GOAL OF THE EXERCISE
The entries below contain pictures. Retype everything except those pictures, exactly as given.

-- PROVIDED INFORMATION start --

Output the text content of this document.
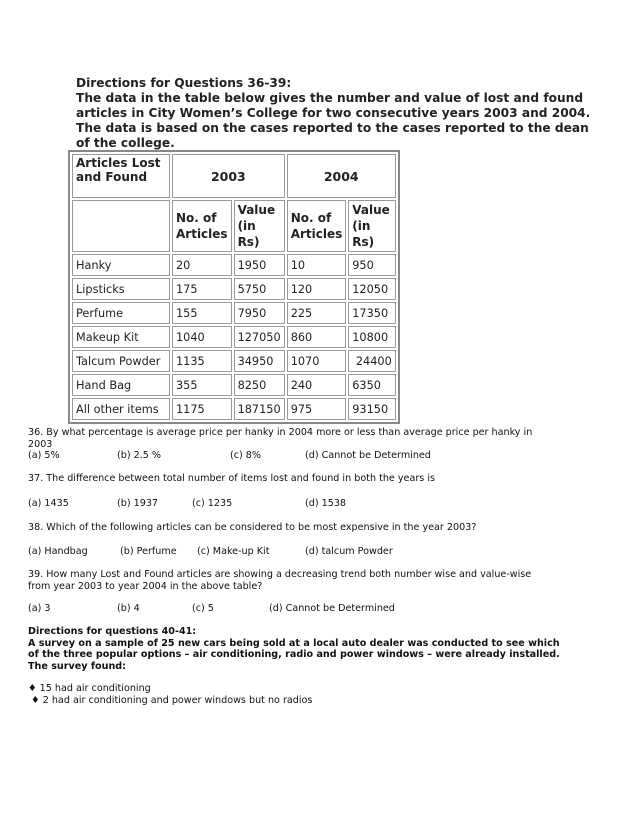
Directions for Questions 36-39:
The data in the table below gives the number and value of lost and found articles in City Women’s College for two consecutive years 2003 and 2004. The data is based on the cases reported to the cases reported to the dean of the college.
Articles Lost and Found	2003		2004	
	No. of Articles	Value (in Rs)	No. of Articles	Value (in Rs)
Hanky	20	1950	10	950
Lipsticks	175	5750	120	12050
Perfume	155	7950	225	17350
Makeup Kit	1040	127050	860	10800
Talcum Powder	1135	34950	1070	24400
Hand Bag	355	8250	240	6350
All other items	1175	187150	975	93150
36. By what percentage is average price per hanky in 2004 more or less than average price per hanky in 2003
(a) 5%	(b) 2.5 %	(c) 8%	(d) Cannot be Determined
37. The difference between total number of items lost and found in both the years is
(a) 1435	(b) 1937	(c) 1235	(d) 1538
38. Which of the following articles can be considered to be most expensive in the year 2003?
(a) Handbag	(b) Perfume (c) Make-up Kit	(d) talcum Powder
39. How many Lost and Found articles are showing a decreasing trend both number wise and value-wise from year 2003 to year 2004 in the above table?
(a) 3	(b) 4	(c) 5	(d) Cannot be Determined
Directions for questions 40-41:
A survey on a sample of 25 new cars being sold at a local auto dealer was conducted to see which of the three popular options – air conditioning, radio and power windows – were already installed. The survey found:
♦ 15 had air conditioning
♦ 2 had air conditioning and power windows but no radios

-- PROVIDED INFORMATION end --

COMPLETE OUTPUT
Output the text content of this document.
Directions for Questions 36-39:
The data in the table below gives the number and value of lost and found articles in City Women’s College for two consecutive years 2003 and 2004. The data is based on the cases reported to the cases reported to the dean of the college.
Articles Lost and Found	2003		2004	
	No. of Articles	Value (in Rs)	No. of Articles	Value (in Rs)
Hanky	20	1950	10	950
Lipsticks	175	5750	120	12050
Perfume	155	7950	225	17350
Makeup Kit	1040	127050	860	10800
Talcum Powder	1135	34950	1070	24400
Hand Bag	355	8250	240	6350
All other items	1175	187150	975	93150
36. By what percentage is average price per hanky in 2004 more or less than average price per hanky in 2003
(a) 5%	(b) 2.5 %	(c) 8%	(d) Cannot be Determined
37. The difference between total number of items lost and found in both the years is
(a) 1435	(b) 1937	(c) 1235	(d) 1538
38. Which of the following articles can be considered to be most expensive in the year 2003?
(a) Handbag	(b) Perfume (c) Make-up Kit	(d) talcum Powder
39. How many Lost and Found articles are showing a decreasing trend both number wise and value-wise from year 2003 to year 2004 in the above table?
(a) 3	(b) 4	(c) 5	(d) Cannot be Determined
Directions for questions 40-41:
A survey on a sample of 25 new cars being sold at a local auto dealer was conducted to see which of the three popular options – air conditioning, radio and power windows – were already installed. The survey found:
♦ 15 had air conditioning
♦ 2 had air conditioning and power windows but no radios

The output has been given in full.